→ **OBJECTIVE**: Please give the entries again in full and exactly, without any picture.

→ **STORED RECORDS**:

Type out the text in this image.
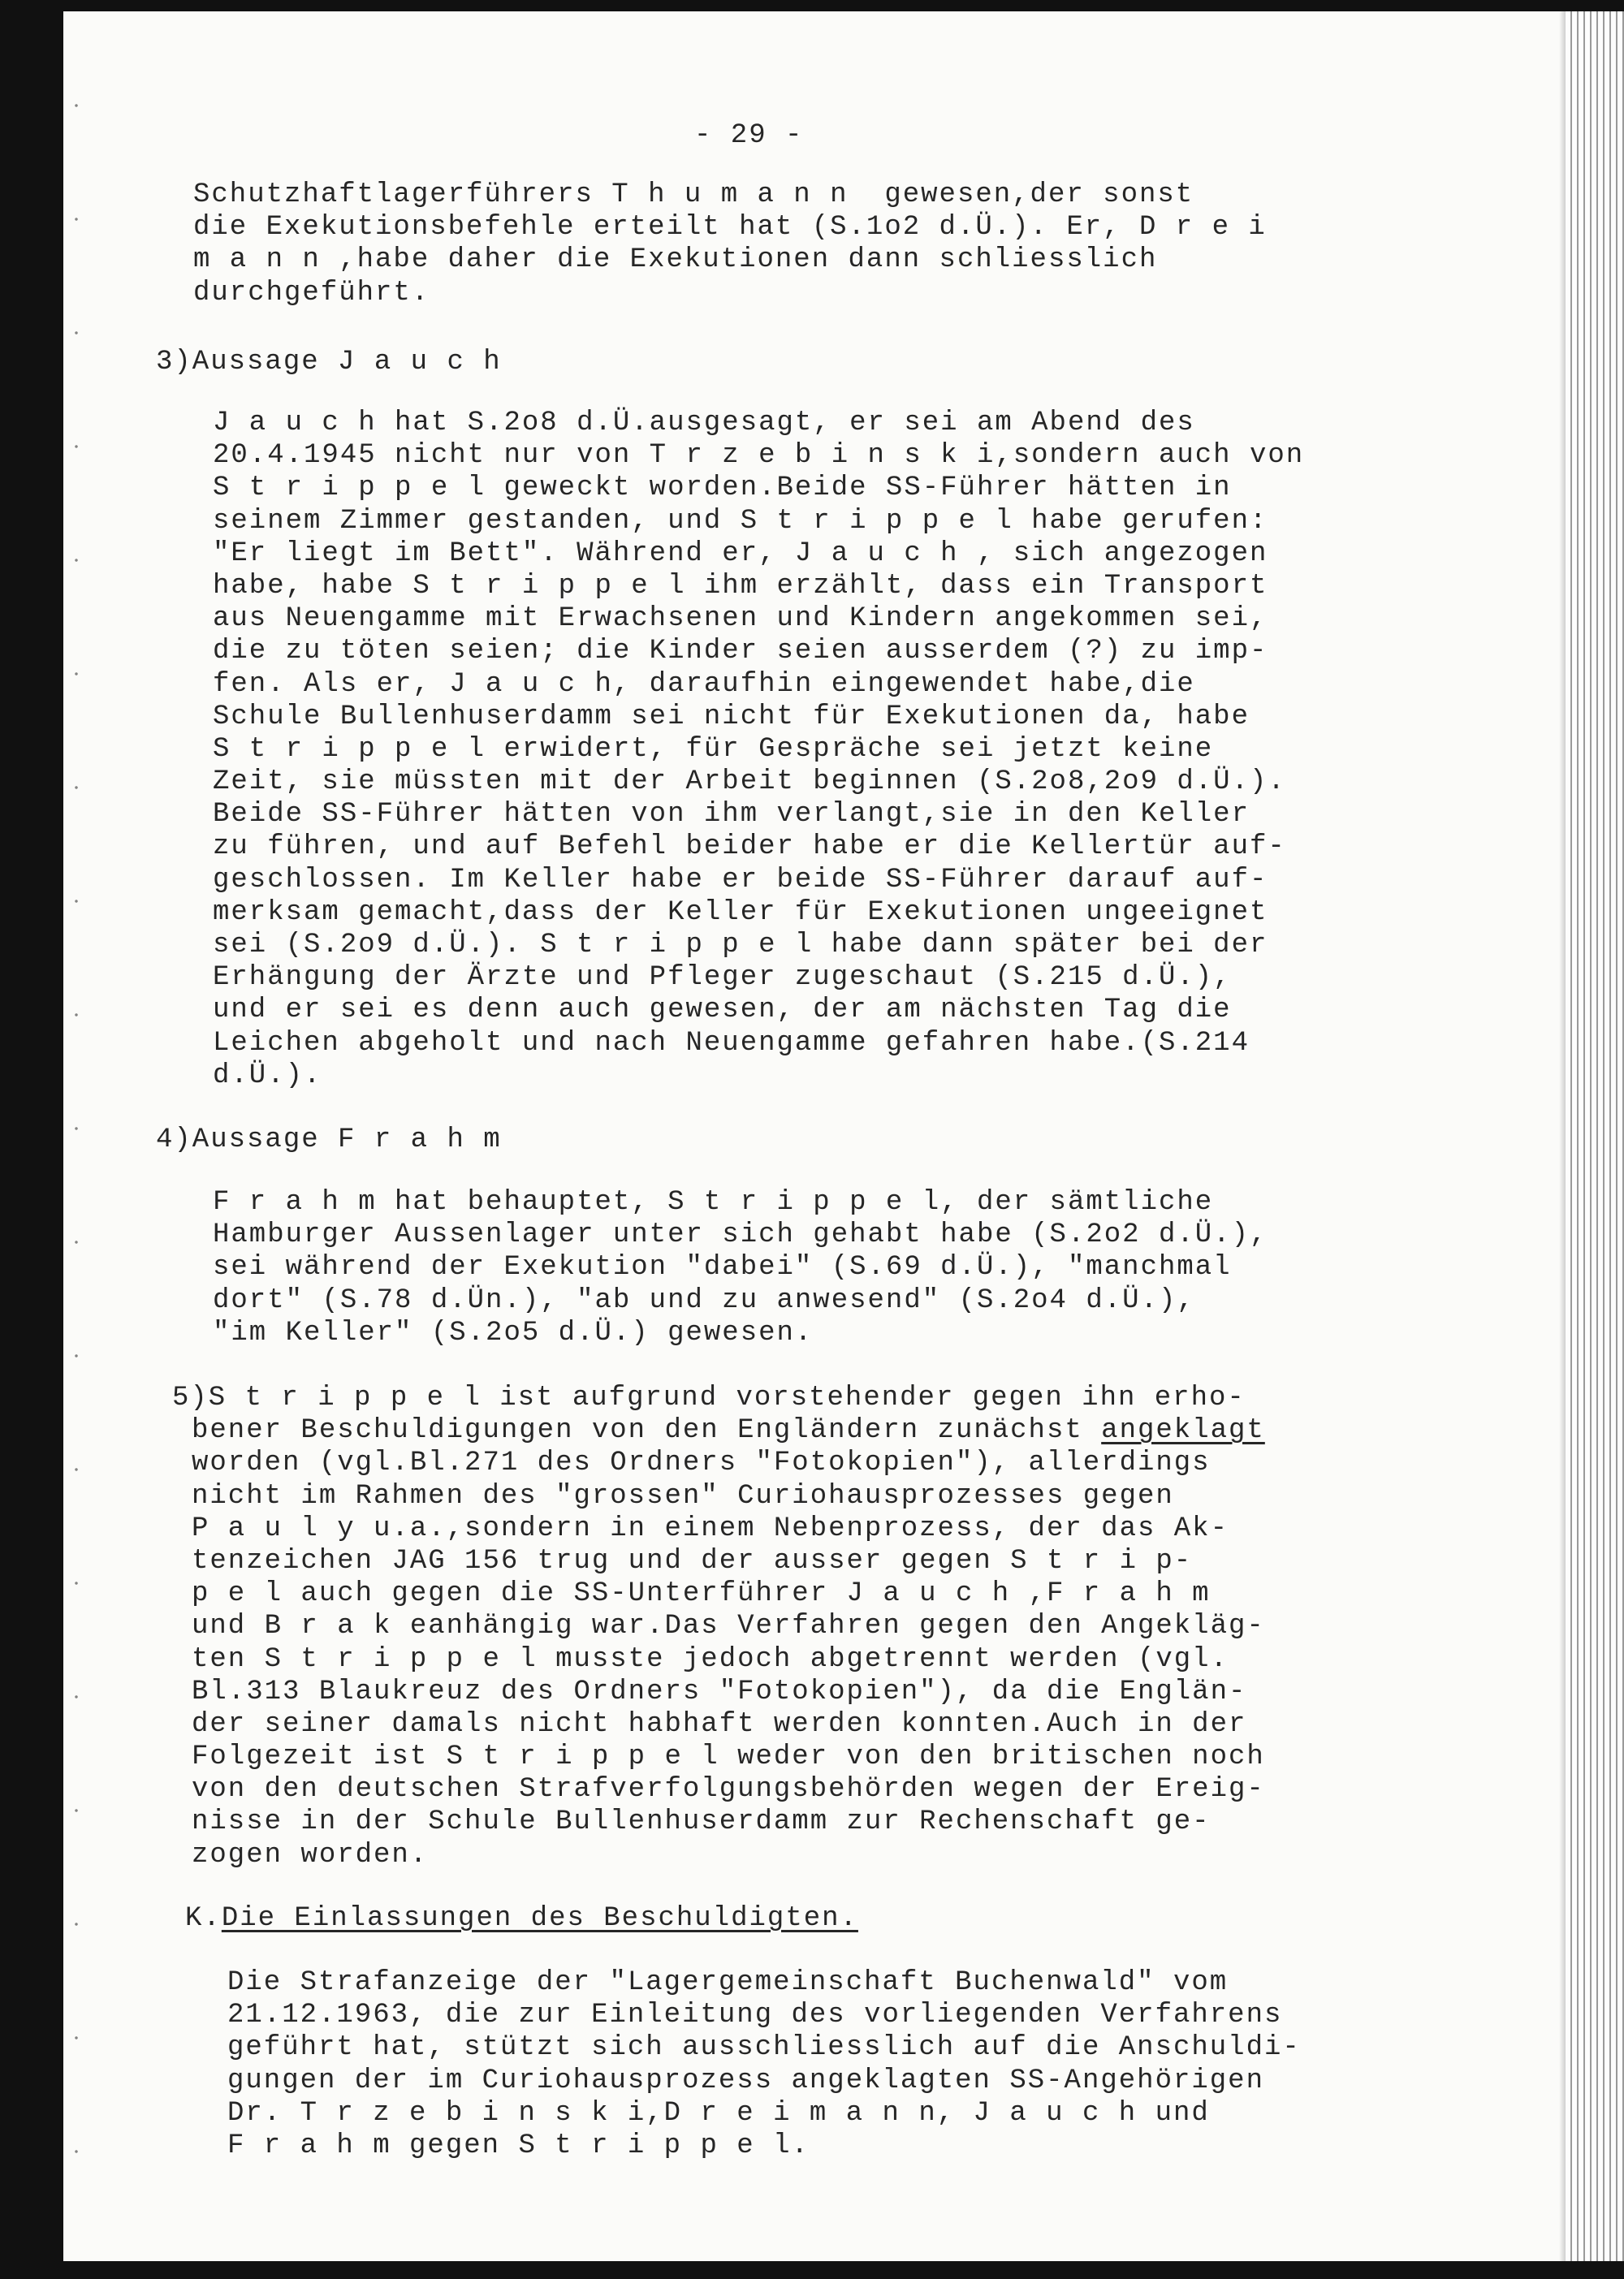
- 29 -
Schutzhaftlagerführers T h u m a n n  gewesen,der sonst
die Exekutionsbefehle erteilt hat (S.1o2 d.Ü.). Er, D r e i
m a n n ,habe daher die Exekutionen dann schliesslich
durchgeführt.
3)Aussage J a u c h
J a u c h hat S.2o8 d.Ü.ausgesagt, er sei am Abend des
20.4.1945 nicht nur von T r z e b i n s k i,sondern auch von
S t r i p p e l geweckt worden.Beide SS-Führer hätten in
seinem Zimmer gestanden, und S t r i p p e l habe gerufen:
"Er liegt im Bett". Während er, J a u c h , sich angezogen
habe, habe S t r i p p e l ihm erzählt, dass ein Transport
aus Neuengamme mit Erwachsenen und Kindern angekommen sei,
die zu töten seien; die Kinder seien ausserdem (?) zu imp-
fen. Als er, J a u c h, daraufhin eingewendet habe,die
Schule Bullenhuserdamm sei nicht für Exekutionen da, habe
S t r i p p e l erwidert, für Gespräche sei jetzt keine
Zeit, sie müssten mit der Arbeit beginnen (S.2o8,2o9 d.Ü.).
Beide SS-Führer hätten von ihm verlangt,sie in den Keller
zu führen, und auf Befehl beider habe er die Kellertür auf-
geschlossen. Im Keller habe er beide SS-Führer darauf auf-
merksam gemacht,dass der Keller für Exekutionen ungeeignet
sei (S.2o9 d.Ü.). S t r i p p e l habe dann später bei der
Erhängung der Ärzte und Pfleger zugeschaut (S.215 d.Ü.),
und er sei es denn auch gewesen, der am nächsten Tag die
Leichen abgeholt und nach Neuengamme gefahren habe.(S.214
d.Ü.).
4)Aussage F r a h m
F r a h m hat behauptet, S t r i p p e l, der sämtliche
Hamburger Aussenlager unter sich gehabt habe (S.2o2 d.Ü.),
sei während der Exekution "dabei" (S.69 d.Ü.), "manchmal
dort" (S.78 d.Ün.), "ab und zu anwesend" (S.2o4 d.Ü.),
"im Keller" (S.2o5 d.Ü.) gewesen.
5)S t r i p p e l ist aufgrund vorstehender gegen ihn erho-
bener Beschuldigungen von den Engländern zunächst angeklagt
worden (vgl.Bl.271 des Ordners "Fotokopien"), allerdings
nicht im Rahmen des "grossen" Curiohausprozesses gegen
P a u l y u.a.,sondern in einem Nebenprozess, der das Ak-
tenzeichen JAG 156 trug und der ausser gegen S t r i p-
p e l auch gegen die SS-Unterführer J a u c h ,F r a h m
und B r a k eanhängig war.Das Verfahren gegen den Angekläg-
ten S t r i p p e l musste jedoch abgetrennt werden (vgl.
Bl.313 Blaukreuz des Ordners "Fotokopien"), da die Englän-
der seiner damals nicht habhaft werden konnten.Auch in der
Folgezeit ist S t r i p p e l weder von den britischen noch
von den deutschen Strafverfolgungsbehörden wegen der Ereig-
nisse in der Schule Bullenhuserdamm zur Rechenschaft ge-
zogen worden.
K.Die Einlassungen des Beschuldigten.
Die Strafanzeige der "Lagergemeinschaft Buchenwald" vom
21.12.1963, die zur Einleitung des vorliegenden Verfahrens
geführt hat, stützt sich ausschliesslich auf die Anschuldi-
gungen der im Curiohausprozess angeklagten SS-Angehörigen
Dr. T r z e b i n s k i,D r e i m a n n, J a u c h und
F r a h m gegen S t r i p p e l.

→ **RESULT BELOW**:
Type out the text in this image.
- 29 -
Schutzhaftlagerführers T h u m a n n  gewesen,der sonst
die Exekutionsbefehle erteilt hat (S.1o2 d.Ü.). Er, D r e i
m a n n ,habe daher die Exekutionen dann schliesslich
durchgeführt.
3)Aussage J a u c h
J a u c h hat S.2o8 d.Ü.ausgesagt, er sei am Abend des
20.4.1945 nicht nur von T r z e b i n s k i,sondern auch von
S t r i p p e l geweckt worden.Beide SS-Führer hätten in
seinem Zimmer gestanden, und S t r i p p e l habe gerufen:
"Er liegt im Bett". Während er, J a u c h , sich angezogen
habe, habe S t r i p p e l ihm erzählt, dass ein Transport
aus Neuengamme mit Erwachsenen und Kindern angekommen sei,
die zu töten seien; die Kinder seien ausserdem (?) zu imp-
fen. Als er, J a u c h, daraufhin eingewendet habe,die
Schule Bullenhuserdamm sei nicht für Exekutionen da, habe
S t r i p p e l erwidert, für Gespräche sei jetzt keine
Zeit, sie müssten mit der Arbeit beginnen (S.2o8,2o9 d.Ü.).
Beide SS-Führer hätten von ihm verlangt,sie in den Keller
zu führen, und auf Befehl beider habe er die Kellertür auf-
geschlossen. Im Keller habe er beide SS-Führer darauf auf-
merksam gemacht,dass der Keller für Exekutionen ungeeignet
sei (S.2o9 d.Ü.). S t r i p p e l habe dann später bei der
Erhängung der Ärzte und Pfleger zugeschaut (S.215 d.Ü.),
und er sei es denn auch gewesen, der am nächsten Tag die
Leichen abgeholt und nach Neuengamme gefahren habe.(S.214
d.Ü.).
4)Aussage F r a h m
F r a h m hat behauptet, S t r i p p e l, der sämtliche
Hamburger Aussenlager unter sich gehabt habe (S.2o2 d.Ü.),
sei während der Exekution "dabei" (S.69 d.Ü.), "manchmal
dort" (S.78 d.Ün.), "ab und zu anwesend" (S.2o4 d.Ü.),
"im Keller" (S.2o5 d.Ü.) gewesen.
5)S t r i p p e l ist aufgrund vorstehender gegen ihn erho-
bener Beschuldigungen von den Engländern zunächst angeklagt
worden (vgl.Bl.271 des Ordners "Fotokopien"), allerdings
nicht im Rahmen des "grossen" Curiohausprozesses gegen
P a u l y u.a.,sondern in einem Nebenprozess, der das Ak-
tenzeichen JAG 156 trug und der ausser gegen S t r i p-
p e l auch gegen die SS-Unterführer J a u c h ,F r a h m
und B r a k eanhängig war.Das Verfahren gegen den Angekläg-
ten S t r i p p e l musste jedoch abgetrennt werden (vgl.
Bl.313 Blaukreuz des Ordners "Fotokopien"), da die Englän-
der seiner damals nicht habhaft werden konnten.Auch in der
Folgezeit ist S t r i p p e l weder von den britischen noch
von den deutschen Strafverfolgungsbehörden wegen der Ereig-
nisse in der Schule Bullenhuserdamm zur Rechenschaft ge-
zogen worden.
K.Die Einlassungen des Beschuldigten.
Die Strafanzeige der "Lagergemeinschaft Buchenwald" vom
21.12.1963, die zur Einleitung des vorliegenden Verfahrens
geführt hat, stützt sich ausschliesslich auf die Anschuldi-
gungen der im Curiohausprozess angeklagten SS-Angehörigen
Dr. T r z e b i n s k i,D r e i m a n n, J a u c h und
F r a h m gegen S t r i p p e l.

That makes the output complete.